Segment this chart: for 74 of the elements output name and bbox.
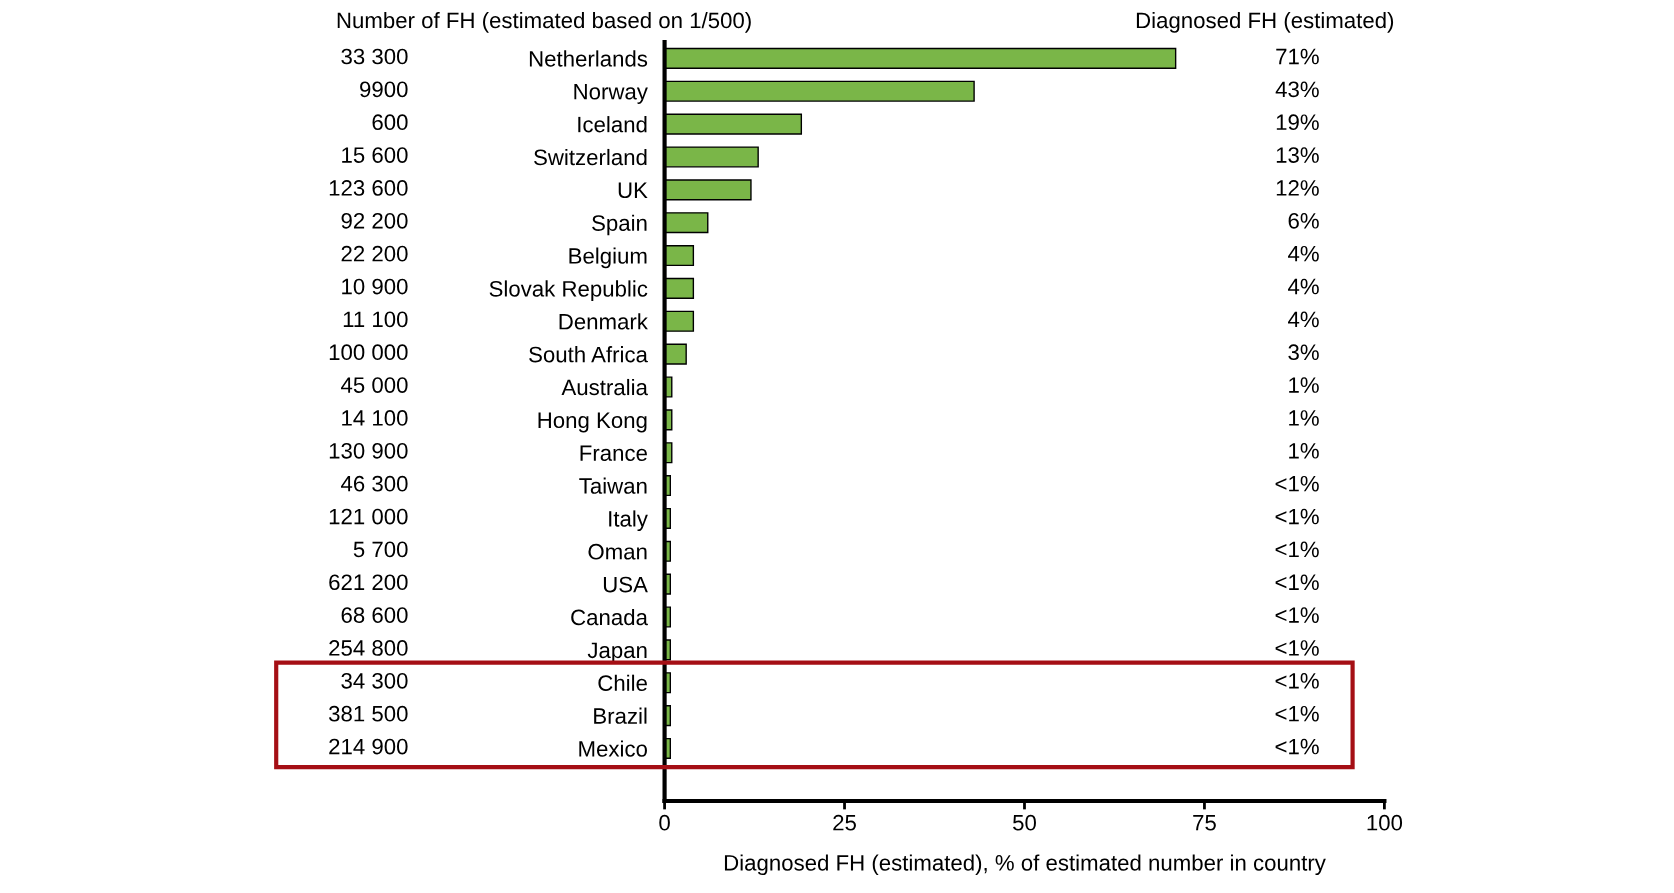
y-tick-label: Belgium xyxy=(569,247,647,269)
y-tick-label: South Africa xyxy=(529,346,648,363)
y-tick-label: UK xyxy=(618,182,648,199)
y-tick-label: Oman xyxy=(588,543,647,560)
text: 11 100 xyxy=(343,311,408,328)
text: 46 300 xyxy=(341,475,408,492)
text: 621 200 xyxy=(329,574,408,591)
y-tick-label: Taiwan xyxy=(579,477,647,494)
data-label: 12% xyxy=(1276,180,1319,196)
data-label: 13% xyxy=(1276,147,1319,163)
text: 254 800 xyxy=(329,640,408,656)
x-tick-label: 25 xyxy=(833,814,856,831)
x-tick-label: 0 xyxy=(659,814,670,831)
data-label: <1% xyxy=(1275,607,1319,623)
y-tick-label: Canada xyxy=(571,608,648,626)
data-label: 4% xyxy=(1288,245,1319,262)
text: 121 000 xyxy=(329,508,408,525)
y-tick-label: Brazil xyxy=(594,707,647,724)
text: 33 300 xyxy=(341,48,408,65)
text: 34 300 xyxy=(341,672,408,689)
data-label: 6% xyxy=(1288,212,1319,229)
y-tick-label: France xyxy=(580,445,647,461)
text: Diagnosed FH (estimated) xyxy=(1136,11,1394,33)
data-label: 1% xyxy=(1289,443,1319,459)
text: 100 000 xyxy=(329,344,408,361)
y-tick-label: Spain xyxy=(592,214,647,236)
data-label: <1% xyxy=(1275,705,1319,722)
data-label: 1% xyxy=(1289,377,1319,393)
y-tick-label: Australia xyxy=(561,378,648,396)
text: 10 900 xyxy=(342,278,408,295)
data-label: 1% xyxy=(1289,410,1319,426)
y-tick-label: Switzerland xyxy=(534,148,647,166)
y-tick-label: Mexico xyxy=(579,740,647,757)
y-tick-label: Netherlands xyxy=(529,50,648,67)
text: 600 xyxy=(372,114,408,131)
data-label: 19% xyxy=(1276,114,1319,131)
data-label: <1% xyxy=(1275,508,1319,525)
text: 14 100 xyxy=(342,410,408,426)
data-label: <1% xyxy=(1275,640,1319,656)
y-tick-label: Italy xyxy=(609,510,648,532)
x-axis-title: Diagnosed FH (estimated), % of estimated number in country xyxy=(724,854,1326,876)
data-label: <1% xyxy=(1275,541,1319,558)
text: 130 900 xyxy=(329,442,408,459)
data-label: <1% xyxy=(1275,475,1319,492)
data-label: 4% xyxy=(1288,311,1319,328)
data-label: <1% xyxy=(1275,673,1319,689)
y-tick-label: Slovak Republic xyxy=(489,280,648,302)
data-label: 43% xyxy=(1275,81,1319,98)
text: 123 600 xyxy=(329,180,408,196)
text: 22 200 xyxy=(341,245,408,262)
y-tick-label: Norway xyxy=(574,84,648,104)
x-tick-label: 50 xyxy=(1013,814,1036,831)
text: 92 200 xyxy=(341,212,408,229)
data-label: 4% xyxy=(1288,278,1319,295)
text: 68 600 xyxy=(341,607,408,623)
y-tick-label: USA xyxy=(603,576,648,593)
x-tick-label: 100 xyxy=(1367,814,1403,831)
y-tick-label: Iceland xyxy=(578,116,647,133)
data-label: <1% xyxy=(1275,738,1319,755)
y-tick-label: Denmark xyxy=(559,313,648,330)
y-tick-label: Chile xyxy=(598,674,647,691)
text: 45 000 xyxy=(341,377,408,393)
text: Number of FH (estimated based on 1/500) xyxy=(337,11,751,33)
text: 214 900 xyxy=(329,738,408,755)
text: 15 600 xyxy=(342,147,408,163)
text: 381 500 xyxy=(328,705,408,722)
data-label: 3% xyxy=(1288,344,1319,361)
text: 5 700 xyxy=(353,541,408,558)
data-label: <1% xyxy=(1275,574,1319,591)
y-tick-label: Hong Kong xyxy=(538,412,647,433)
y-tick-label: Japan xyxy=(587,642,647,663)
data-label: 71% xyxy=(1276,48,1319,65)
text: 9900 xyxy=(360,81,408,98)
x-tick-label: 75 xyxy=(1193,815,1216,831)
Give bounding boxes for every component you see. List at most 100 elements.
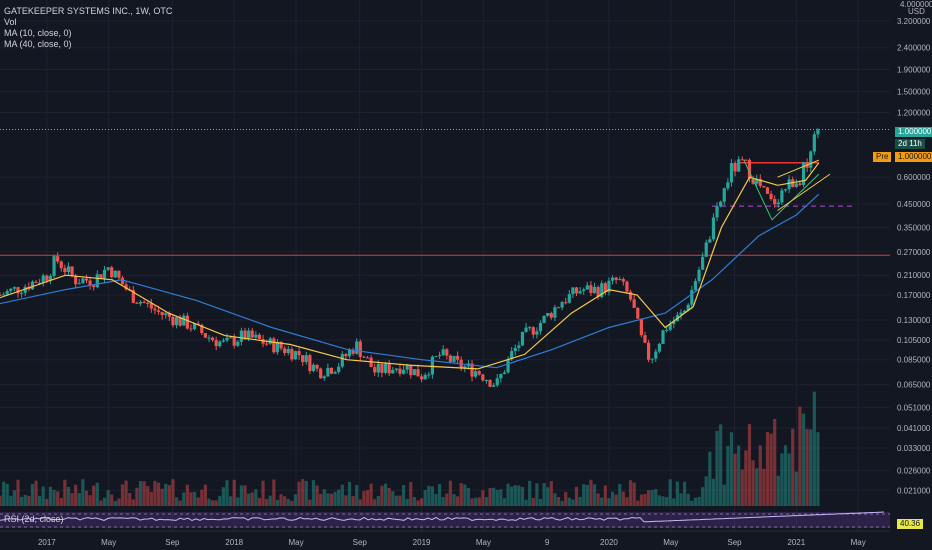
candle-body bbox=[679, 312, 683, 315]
▬▬▬
* **TASK BRIEF**
Arrange the lines of the data above as a Markdown table with a Number column and an Entry column. Skip blank lines, and leave the pictures out.

* **FULL OUTPUT**
| Number | Entry |
|---|---|
| 1 | Segment this chart: for 74 of the elements output name and bbox. |
| 2 | y-tick-label: Belgium xyxy=(569,247,647,269) |
| 3 | y-tick-label: South Africa xyxy=(529,346,648,363) |
| 4 | y-tick-label: UK xyxy=(618,182,648,199) |
| 5 | y-tick-label: Oman xyxy=(588,543,647,560) |
| 6 | text: 11 100 xyxy=(343,311,408,328) |
| 7 | text: 46 300 xyxy=(341,475,408,492) |
| 8 | text: 621 200 xyxy=(329,574,408,591) |
| 9 | y-tick-label: Taiwan xyxy=(579,477,647,494) |
| 10 | data-label: 12% xyxy=(1276,180,1319,196) |
| 11 | data-label: 13% xyxy=(1276,147,1319,163) |
| 12 | text: 254 800 xyxy=(329,640,408,656) |
| 13 | x-tick-label: 25 xyxy=(833,814,856,831) |
| 14 | x-tick-label: 0 xyxy=(659,814,670,831) |
| 15 | data-label: <1% xyxy=(1275,607,1319,623) |
| 16 | y-tick-label: Canada xyxy=(571,608,648,626) |
| 17 | data-label: 4% xyxy=(1288,245,1319,262) |
| 18 | text: 121 000 xyxy=(329,508,408,525) |
| 19 | y-tick-label: Brazil xyxy=(594,707,647,724) |
| 20 | text: 33 300 xyxy=(341,48,408,65) |
| 21 | text: 34 300 xyxy=(341,672,408,689) |
| 22 | data-label: 6% xyxy=(1288,212,1319,229) |
| 23 | y-tick-label: France xyxy=(580,445,647,461) |
| 24 | text: Diagnosed FH (estimated) xyxy=(1136,11,1394,33) |
| 25 | data-label: 1% xyxy=(1289,443,1319,459) |
| 26 | text: 100 000 xyxy=(329,344,408,361) |
| 27 | y-tick-label: Spain xyxy=(592,214,647,236) |
| 28 | data-label: <1% xyxy=(1275,705,1319,722) |
| 29 | data-label: 1% xyxy=(1289,377,1319,393) |
| 30 | y-tick-label: Australia xyxy=(561,378,648,396) |
| 31 | text: 10 900 xyxy=(342,278,408,295) |
| 32 | data-label: 1% xyxy=(1289,410,1319,426) |
| 33 | y-tick-label: Switzerland xyxy=(534,148,647,166) |
| 34 | y-tick-label: Mexico xyxy=(579,740,647,757) |
| 35 | y-tick-label: Netherlands xyxy=(529,50,648,67) |
| 36 | text: 600 xyxy=(372,114,408,131) |
| 37 | data-label: 19% xyxy=(1276,114,1319,131) |
| 38 | data-label: <1% xyxy=(1275,508,1319,525) |
| 39 | text: 14 100 xyxy=(342,410,408,426) |
| 40 | data-label: <1% xyxy=(1275,640,1319,656) |
| 41 | y-tick-label: Italy xyxy=(609,510,648,532) |
| 42 | x-axis-title: Diagnosed FH (estimated), % of estimated number in country xyxy=(724,854,1326,876) |
| 43 | data-label: <1% xyxy=(1275,541,1319,558) |
| 44 | text: 130 900 xyxy=(329,442,408,459) |
| 45 | data-label: <1% xyxy=(1275,475,1319,492) |
| 46 | data-label: 4% xyxy=(1288,311,1319,328) |
| 47 | data-label: <1% xyxy=(1275,673,1319,689) |
| 48 | y-tick-label: Slovak Republic xyxy=(489,280,648,302) |
| 49 | data-label: 43% xyxy=(1275,81,1319,98) |
| 50 | text: 123 600 xyxy=(329,180,408,196) |
| 51 | text: 22 200 xyxy=(341,245,408,262) |
| 52 | y-tick-label: Norway xyxy=(574,84,648,104) |
| 53 | x-tick-label: 50 xyxy=(1013,814,1036,831) |
| 54 | text: 92 200 xyxy=(341,212,408,229) |
| 55 | data-label: 4% xyxy=(1288,278,1319,295) |
| 56 | text: 68 600 xyxy=(341,607,408,623) |
| 57 | y-tick-label: USA xyxy=(603,576,648,593) |
| 58 | x-tick-label: 100 xyxy=(1367,814,1403,831) |
| 59 | y-tick-label: Iceland xyxy=(578,116,647,133) |
| 60 | data-label: <1% xyxy=(1275,738,1319,755) |
| 61 | y-tick-label: Denmark xyxy=(559,313,648,330) |
| 62 | y-tick-label: Chile xyxy=(598,674,647,691) |
| 63 | text: 45 000 xyxy=(341,377,408,393) |
| 64 | text: Number of FH (estimated based on 1/500) xyxy=(337,11,751,33) |
| 65 | text: 214 900 xyxy=(329,738,408,755) |
| 66 | text: 15 600 xyxy=(342,147,408,163) |
| 67 | text: 381 500 xyxy=(328,705,408,722) |
| 68 | data-label: 3% xyxy=(1288,344,1319,361) |
| 69 | text: 5 700 xyxy=(353,541,408,558) |
| 70 | data-label: <1% xyxy=(1275,574,1319,591) |
| 71 | y-tick-label: Hong Kong xyxy=(538,412,647,433) |
| 72 | y-tick-label: Japan xyxy=(587,642,647,663) |
| 73 | data-label: 71% xyxy=(1276,48,1319,65) |
| 74 | text: 9900 xyxy=(360,81,408,98) |
| 75 | x-tick-label: 75 xyxy=(1193,815,1216,831) |
| 76 | Give bounding boxes for every component you see. List at most 100 elements. |
| 77 | candle-body bbox=[679, 312, 683, 315] |